Write out all the entries word for word and omit any pictures.

Supplied material:
━━━━

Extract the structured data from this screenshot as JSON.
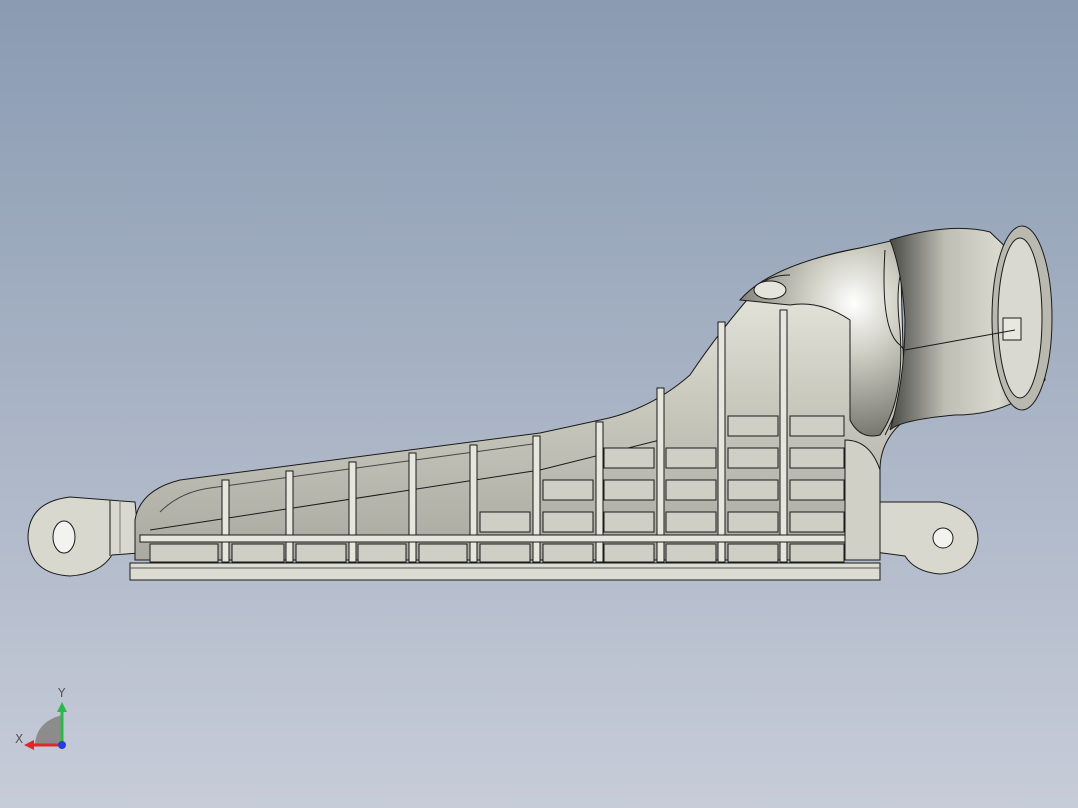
{
  "viewport": {
    "background_top": "#8a9bb2",
    "background_bottom": "#c7ccd8"
  },
  "model": {
    "fill_light": "#dcdcd2",
    "fill_mid": "#c8c8bc",
    "fill_dark": "#9a9a92",
    "edge": "#1a1a1a"
  },
  "triad": {
    "x_label": "X",
    "y_label": "Y",
    "x_color": "#e0262a",
    "y_color": "#2bb84a",
    "z_color": "#2a3bd6"
  }
}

━━━━

Written solution:
Extract the structured data from this screenshot as JSON.
{
  "viewport": {
    "background_top": "#8a9bb2",
    "background_bottom": "#c7ccd8"
  },
  "model": {
    "fill_light": "#dcdcd2",
    "fill_mid": "#c8c8bc",
    "fill_dark": "#9a9a92",
    "edge": "#1a1a1a"
  },
  "triad": {
    "x_label": "X",
    "y_label": "Y",
    "x_color": "#e0262a",
    "y_color": "#2bb84a",
    "z_color": "#2a3bd6"
  }
}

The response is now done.